Exercise brief
Write out every line of the material as it stands, apart from the pictures.

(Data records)
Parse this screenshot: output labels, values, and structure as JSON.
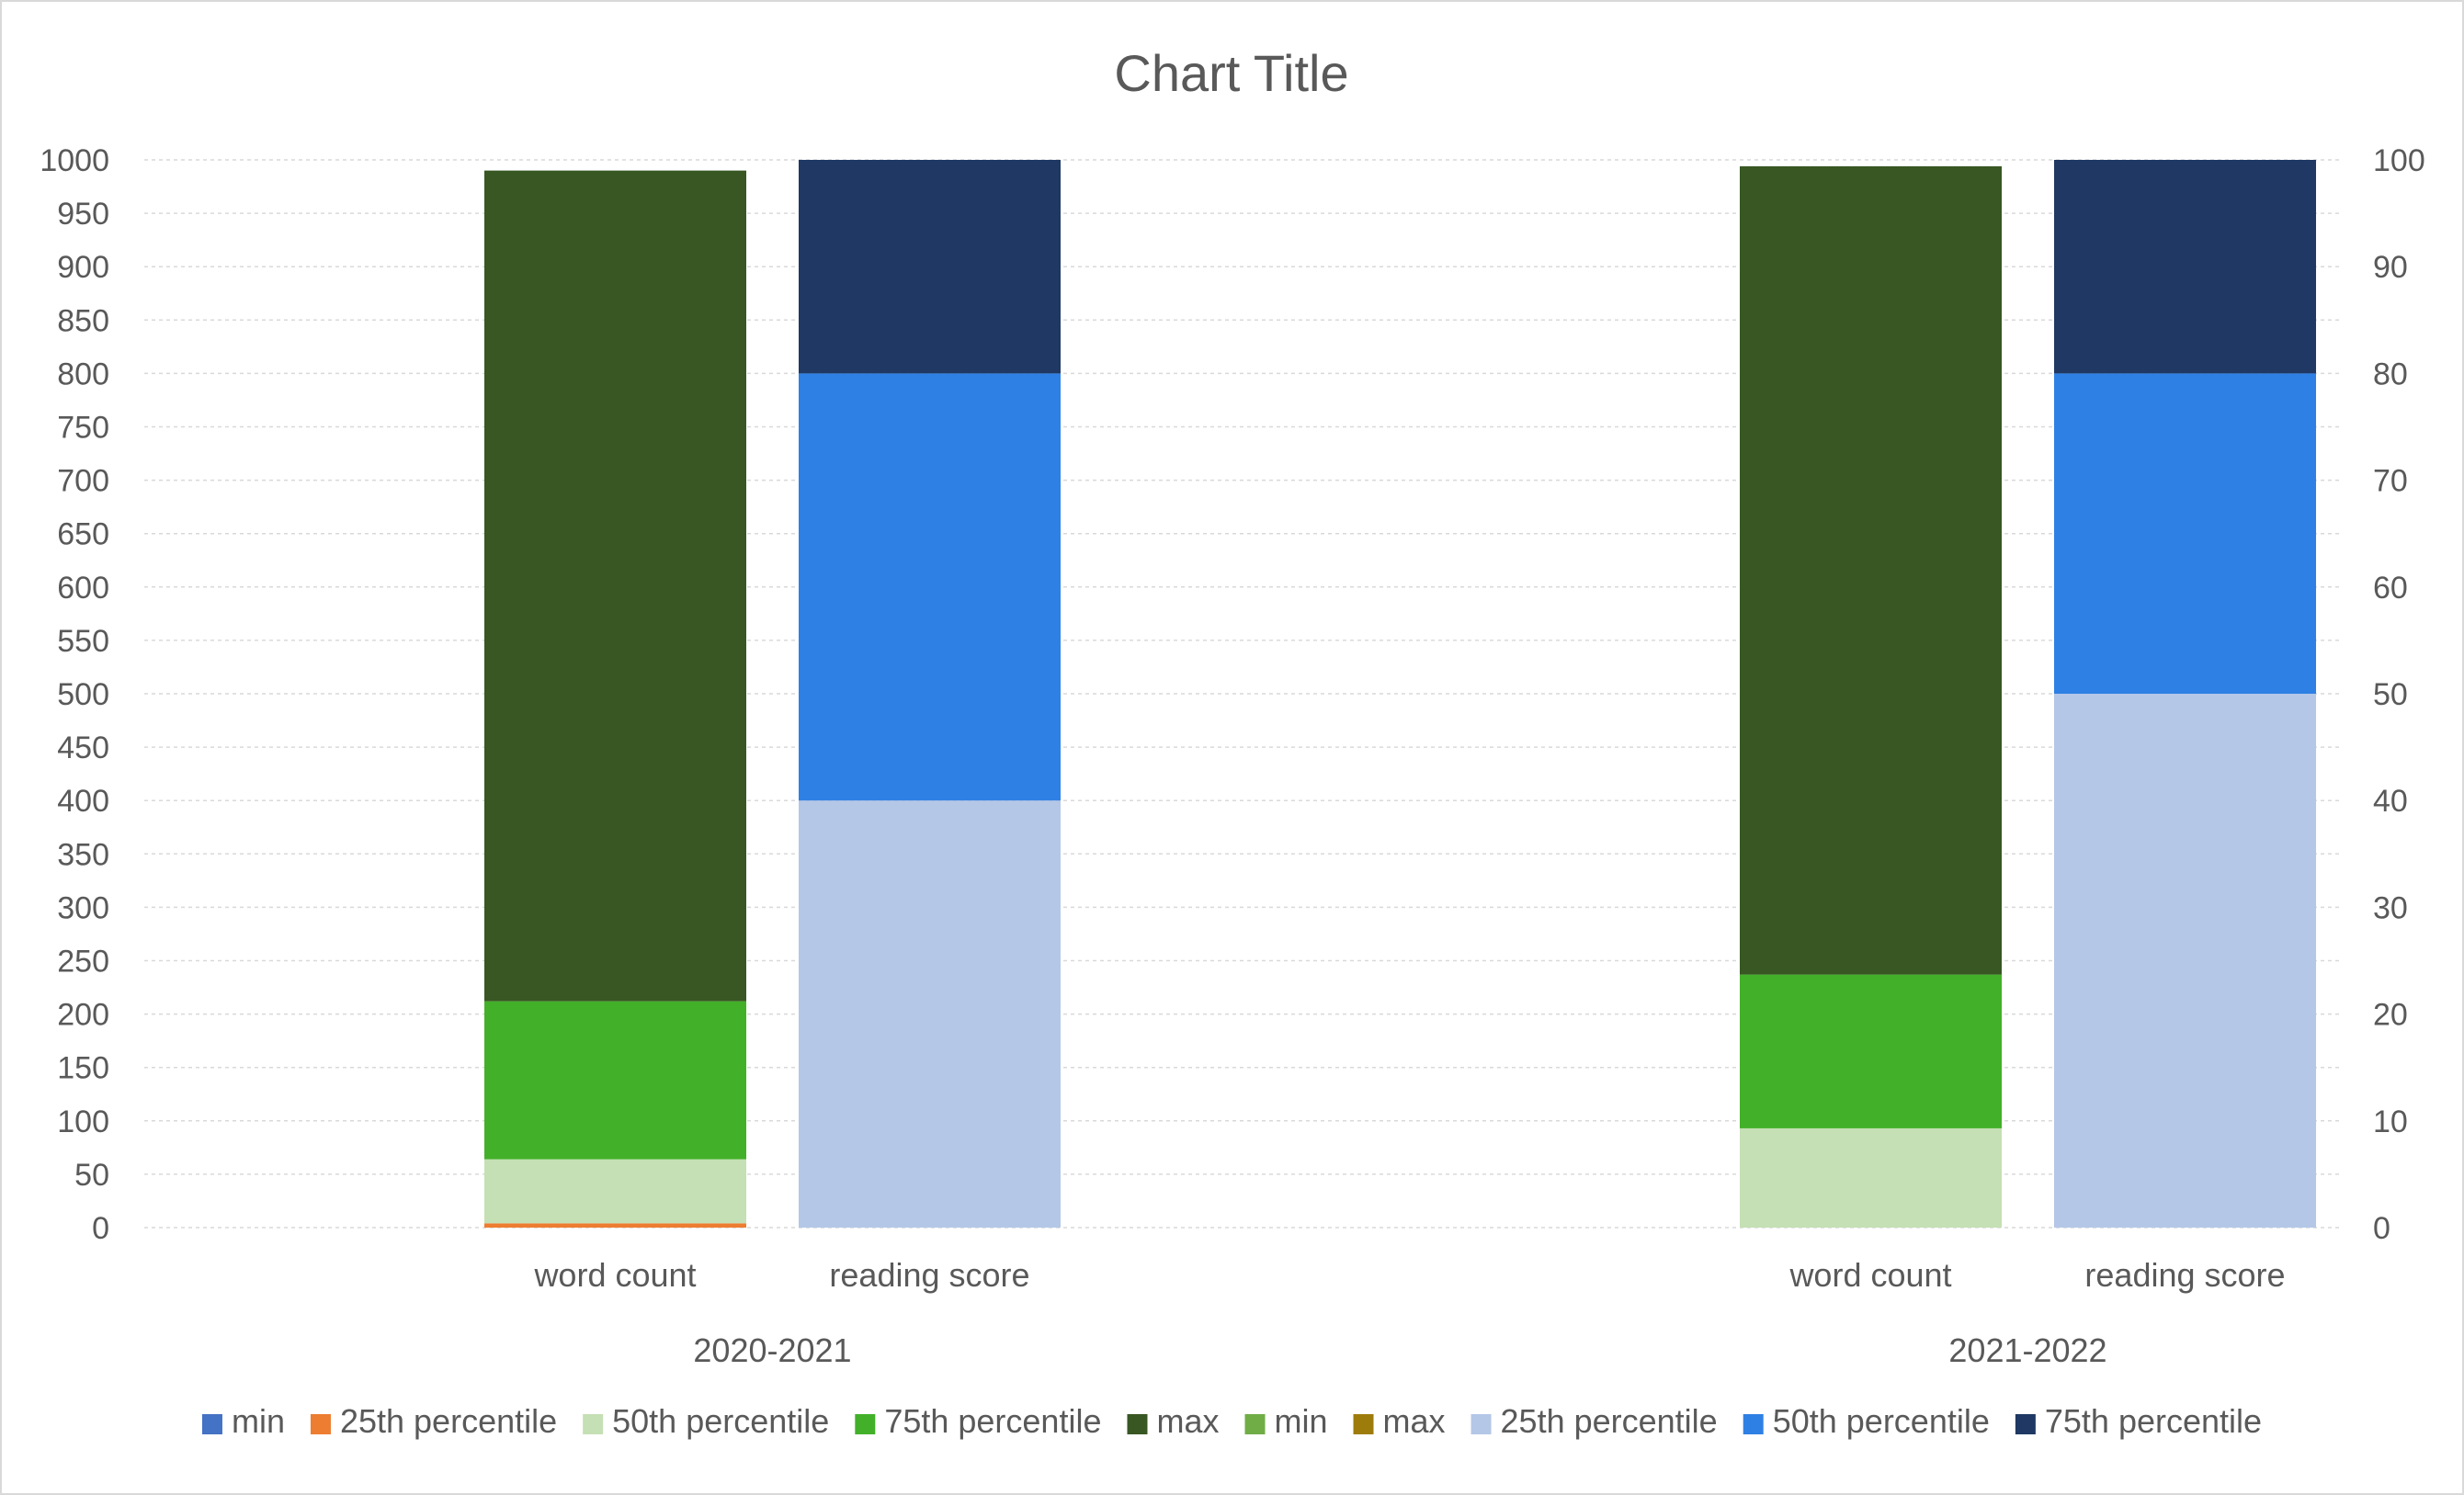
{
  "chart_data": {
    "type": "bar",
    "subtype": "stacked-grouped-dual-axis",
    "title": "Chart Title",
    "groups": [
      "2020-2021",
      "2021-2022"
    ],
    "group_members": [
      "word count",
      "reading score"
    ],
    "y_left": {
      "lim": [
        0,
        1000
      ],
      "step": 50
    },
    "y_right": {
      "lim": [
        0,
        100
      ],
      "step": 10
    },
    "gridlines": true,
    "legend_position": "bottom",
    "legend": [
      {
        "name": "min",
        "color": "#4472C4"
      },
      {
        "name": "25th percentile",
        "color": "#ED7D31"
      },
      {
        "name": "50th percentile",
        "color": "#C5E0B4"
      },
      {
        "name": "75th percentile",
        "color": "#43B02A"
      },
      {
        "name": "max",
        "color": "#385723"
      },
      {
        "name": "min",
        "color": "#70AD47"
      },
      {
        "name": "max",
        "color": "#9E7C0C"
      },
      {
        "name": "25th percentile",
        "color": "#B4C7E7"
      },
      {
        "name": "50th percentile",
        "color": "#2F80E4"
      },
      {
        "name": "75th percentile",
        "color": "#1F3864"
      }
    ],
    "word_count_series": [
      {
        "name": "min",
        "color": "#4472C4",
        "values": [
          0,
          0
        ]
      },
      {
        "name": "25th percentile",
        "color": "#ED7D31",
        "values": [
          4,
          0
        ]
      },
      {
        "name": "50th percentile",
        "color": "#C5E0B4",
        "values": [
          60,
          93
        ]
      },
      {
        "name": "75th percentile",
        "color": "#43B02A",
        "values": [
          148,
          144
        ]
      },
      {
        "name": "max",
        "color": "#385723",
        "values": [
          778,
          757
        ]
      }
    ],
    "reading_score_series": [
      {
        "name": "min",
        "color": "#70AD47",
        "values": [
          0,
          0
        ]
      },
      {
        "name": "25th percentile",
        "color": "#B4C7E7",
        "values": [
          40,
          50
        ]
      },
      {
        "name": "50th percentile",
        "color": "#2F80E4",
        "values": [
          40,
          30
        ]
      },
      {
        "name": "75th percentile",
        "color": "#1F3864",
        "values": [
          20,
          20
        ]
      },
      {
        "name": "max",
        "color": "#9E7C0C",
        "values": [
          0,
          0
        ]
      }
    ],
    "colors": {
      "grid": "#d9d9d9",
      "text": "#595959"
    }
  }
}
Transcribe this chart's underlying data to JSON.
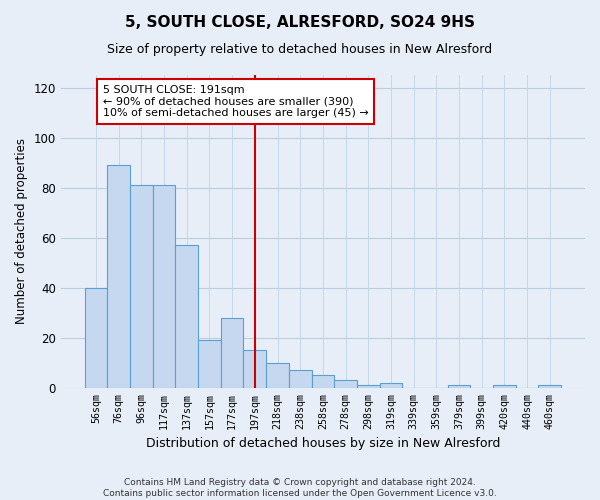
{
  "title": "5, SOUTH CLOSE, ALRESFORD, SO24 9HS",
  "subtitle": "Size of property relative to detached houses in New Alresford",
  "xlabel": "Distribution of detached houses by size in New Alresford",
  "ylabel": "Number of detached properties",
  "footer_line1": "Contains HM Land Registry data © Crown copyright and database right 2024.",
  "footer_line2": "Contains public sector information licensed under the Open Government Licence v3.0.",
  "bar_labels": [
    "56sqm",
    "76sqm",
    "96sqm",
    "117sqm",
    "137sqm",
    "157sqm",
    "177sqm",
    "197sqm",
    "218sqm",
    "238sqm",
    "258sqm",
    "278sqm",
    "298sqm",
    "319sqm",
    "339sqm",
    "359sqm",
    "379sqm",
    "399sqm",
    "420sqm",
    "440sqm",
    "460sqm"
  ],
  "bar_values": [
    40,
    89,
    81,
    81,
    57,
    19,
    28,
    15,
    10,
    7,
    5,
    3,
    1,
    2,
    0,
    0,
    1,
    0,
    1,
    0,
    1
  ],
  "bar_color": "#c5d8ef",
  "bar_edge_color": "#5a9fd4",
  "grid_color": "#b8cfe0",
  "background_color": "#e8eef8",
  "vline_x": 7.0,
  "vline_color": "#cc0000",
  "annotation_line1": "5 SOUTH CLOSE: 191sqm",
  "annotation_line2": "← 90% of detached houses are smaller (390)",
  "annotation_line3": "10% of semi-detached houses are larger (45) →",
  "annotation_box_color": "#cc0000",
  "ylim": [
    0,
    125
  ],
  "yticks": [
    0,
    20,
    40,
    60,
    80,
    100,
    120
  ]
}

Correct answer
Parse this screenshot: output labels, values, and structure as JSON.
{
  "chart_data": {
    "type": "bar",
    "subtype": "stacked-grouped-dual-axis",
    "title": "Chart Title",
    "groups": [
      "2020-2021",
      "2021-2022"
    ],
    "group_members": [
      "word count",
      "reading score"
    ],
    "y_left": {
      "lim": [
        0,
        1000
      ],
      "step": 50
    },
    "y_right": {
      "lim": [
        0,
        100
      ],
      "step": 10
    },
    "gridlines": true,
    "legend_position": "bottom",
    "legend": [
      {
        "name": "min",
        "color": "#4472C4"
      },
      {
        "name": "25th percentile",
        "color": "#ED7D31"
      },
      {
        "name": "50th percentile",
        "color": "#C5E0B4"
      },
      {
        "name": "75th percentile",
        "color": "#43B02A"
      },
      {
        "name": "max",
        "color": "#385723"
      },
      {
        "name": "min",
        "color": "#70AD47"
      },
      {
        "name": "max",
        "color": "#9E7C0C"
      },
      {
        "name": "25th percentile",
        "color": "#B4C7E7"
      },
      {
        "name": "50th percentile",
        "color": "#2F80E4"
      },
      {
        "name": "75th percentile",
        "color": "#1F3864"
      }
    ],
    "word_count_series": [
      {
        "name": "min",
        "color": "#4472C4",
        "values": [
          0,
          0
        ]
      },
      {
        "name": "25th percentile",
        "color": "#ED7D31",
        "values": [
          4,
          0
        ]
      },
      {
        "name": "50th percentile",
        "color": "#C5E0B4",
        "values": [
          60,
          93
        ]
      },
      {
        "name": "75th percentile",
        "color": "#43B02A",
        "values": [
          148,
          144
        ]
      },
      {
        "name": "max",
        "color": "#385723",
        "values": [
          778,
          757
        ]
      }
    ],
    "reading_score_series": [
      {
        "name": "min",
        "color": "#70AD47",
        "values": [
          0,
          0
        ]
      },
      {
        "name": "25th percentile",
        "color": "#B4C7E7",
        "values": [
          40,
          50
        ]
      },
      {
        "name": "50th percentile",
        "color": "#2F80E4",
        "values": [
          40,
          30
        ]
      },
      {
        "name": "75th percentile",
        "color": "#1F3864",
        "values": [
          20,
          20
        ]
      },
      {
        "name": "max",
        "color": "#9E7C0C",
        "values": [
          0,
          0
        ]
      }
    ],
    "colors": {
      "grid": "#d9d9d9",
      "text": "#595959"
    }
  }
}
Transcribe this chart's underlying data to JSON.
{
  "title": "5, SOUTH CLOSE, ALRESFORD, SO24 9HS",
  "subtitle": "Size of property relative to detached houses in New Alresford",
  "xlabel": "Distribution of detached houses by size in New Alresford",
  "ylabel": "Number of detached properties",
  "footer_line1": "Contains HM Land Registry data © Crown copyright and database right 2024.",
  "footer_line2": "Contains public sector information licensed under the Open Government Licence v3.0.",
  "bar_labels": [
    "56sqm",
    "76sqm",
    "96sqm",
    "117sqm",
    "137sqm",
    "157sqm",
    "177sqm",
    "197sqm",
    "218sqm",
    "238sqm",
    "258sqm",
    "278sqm",
    "298sqm",
    "319sqm",
    "339sqm",
    "359sqm",
    "379sqm",
    "399sqm",
    "420sqm",
    "440sqm",
    "460sqm"
  ],
  "bar_values": [
    40,
    89,
    81,
    81,
    57,
    19,
    28,
    15,
    10,
    7,
    5,
    3,
    1,
    2,
    0,
    0,
    1,
    0,
    1,
    0,
    1
  ],
  "bar_color": "#c5d8ef",
  "bar_edge_color": "#5a9fd4",
  "grid_color": "#b8cfe0",
  "background_color": "#e8eef8",
  "vline_x": 7.0,
  "vline_color": "#cc0000",
  "annotation_line1": "5 SOUTH CLOSE: 191sqm",
  "annotation_line2": "← 90% of detached houses are smaller (390)",
  "annotation_line3": "10% of semi-detached houses are larger (45) →",
  "annotation_box_color": "#cc0000",
  "ylim": [
    0,
    125
  ],
  "yticks": [
    0,
    20,
    40,
    60,
    80,
    100,
    120
  ]
}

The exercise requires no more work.